*WRITTEN PROBLEM*:
Reproduce every record below exactly as written, but leave out any pictures.
start
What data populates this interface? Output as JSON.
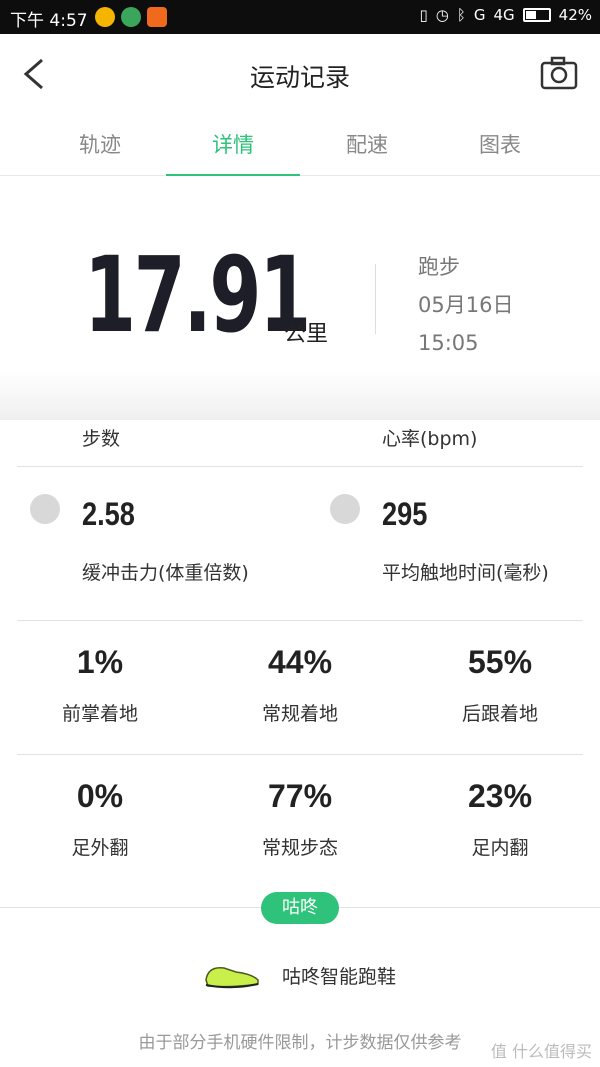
{
  "status_bar": {
    "time": "下午 4:57",
    "network": "4G",
    "signal_label": "G",
    "battery": "42%"
  },
  "header": {
    "title": "运动记录"
  },
  "tabs": [
    {
      "label": "轨迹",
      "active": false
    },
    {
      "label": "详情",
      "active": true
    },
    {
      "label": "配速",
      "active": false
    },
    {
      "label": "图表",
      "active": false
    }
  ],
  "summary": {
    "distance": "17.91",
    "unit": "公里",
    "sport": "跑步",
    "date": "05月16日",
    "time": "15:05"
  },
  "partial_row": {
    "left_label": "步数",
    "right_label": "心率(bpm)"
  },
  "impact_row": {
    "left": {
      "value": "2.58",
      "label": "缓冲击力(体重倍数)",
      "icon": "footprint-icon"
    },
    "right": {
      "value": "295",
      "label": "平均触地时间(毫秒)",
      "icon": "contact-icon"
    }
  },
  "strike_row": [
    {
      "value": "1%",
      "label": "前掌着地"
    },
    {
      "value": "44%",
      "label": "常规着地"
    },
    {
      "value": "55%",
      "label": "后跟着地"
    }
  ],
  "gait_row": [
    {
      "value": "0%",
      "label": "足外翻"
    },
    {
      "value": "77%",
      "label": "常规步态"
    },
    {
      "value": "23%",
      "label": "足内翻"
    }
  ],
  "brand": {
    "pill": "咕咚",
    "product": "咕咚智能跑鞋",
    "disclaimer": "由于部分手机硬件限制，计步数据仅供参考",
    "watermark": "值 什么值得买"
  },
  "colors": {
    "accent": "#2ec27a",
    "statusbar_bg": "#0d0d0d"
  }
}
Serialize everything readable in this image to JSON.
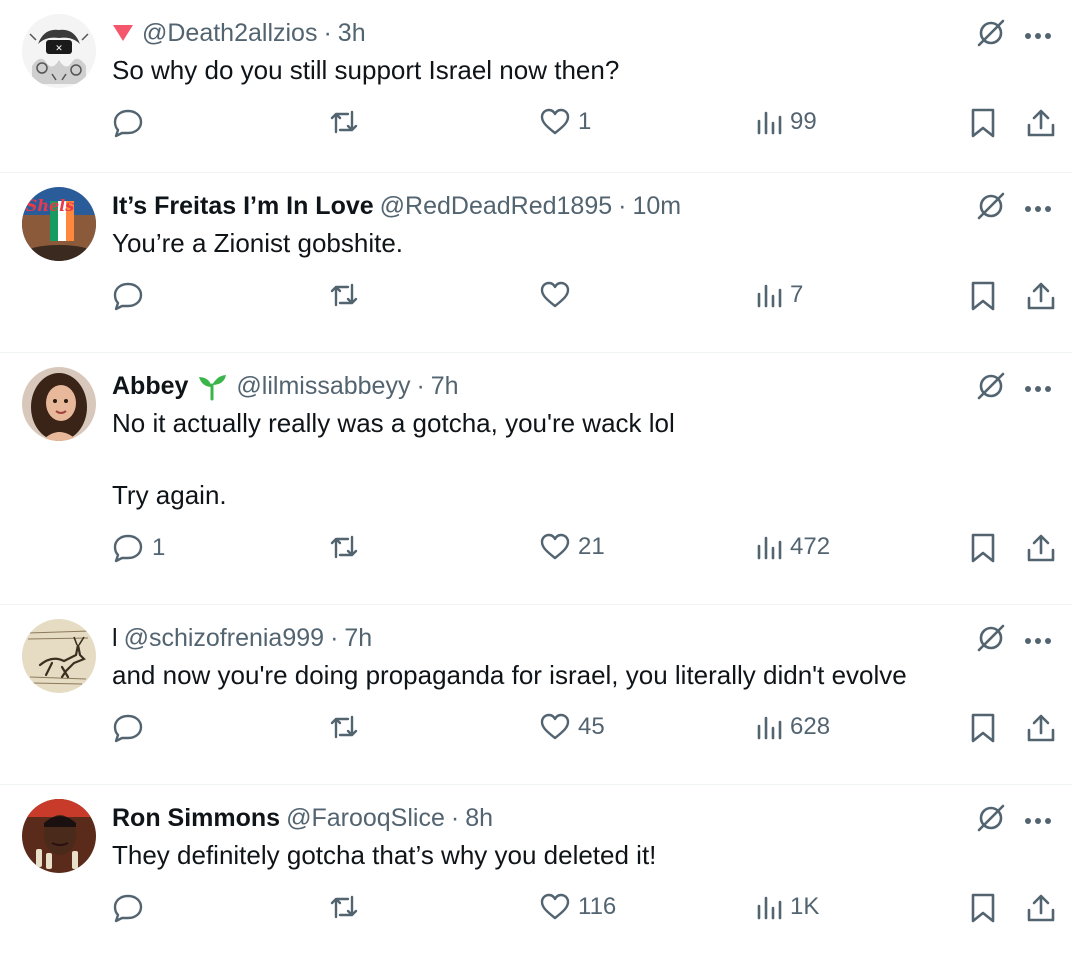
end
*COMPLETE OUTPUT*:
What data populates this interface? Output as JSON.
{
  "status_bar": {
    "time": "下午 4:57",
    "network": "4G",
    "signal_label": "G",
    "battery": "42%"
  },
  "header": {
    "title": "运动记录"
  },
  "tabs": [
    {
      "label": "轨迹",
      "active": false
    },
    {
      "label": "详情",
      "active": true
    },
    {
      "label": "配速",
      "active": false
    },
    {
      "label": "图表",
      "active": false
    }
  ],
  "summary": {
    "distance": "17.91",
    "unit": "公里",
    "sport": "跑步",
    "date": "05月16日",
    "time": "15:05"
  },
  "partial_row": {
    "left_label": "步数",
    "right_label": "心率(bpm)"
  },
  "impact_row": {
    "left": {
      "value": "2.58",
      "label": "缓冲击力(体重倍数)",
      "icon": "footprint-icon"
    },
    "right": {
      "value": "295",
      "label": "平均触地时间(毫秒)",
      "icon": "contact-icon"
    }
  },
  "strike_row": [
    {
      "value": "1%",
      "label": "前掌着地"
    },
    {
      "value": "44%",
      "label": "常规着地"
    },
    {
      "value": "55%",
      "label": "后跟着地"
    }
  ],
  "gait_row": [
    {
      "value": "0%",
      "label": "足外翻"
    },
    {
      "value": "77%",
      "label": "常规步态"
    },
    {
      "value": "23%",
      "label": "足内翻"
    }
  ],
  "brand": {
    "pill": "咕咚",
    "product": "咕咚智能跑鞋",
    "disclaimer": "由于部分手机硬件限制，计步数据仅供参考",
    "watermark": "值 什么值得买"
  },
  "colors": {
    "accent": "#2ec27a",
    "statusbar_bg": "#0d0d0d"
  }
}
Serialize everything readable in this image to JSON.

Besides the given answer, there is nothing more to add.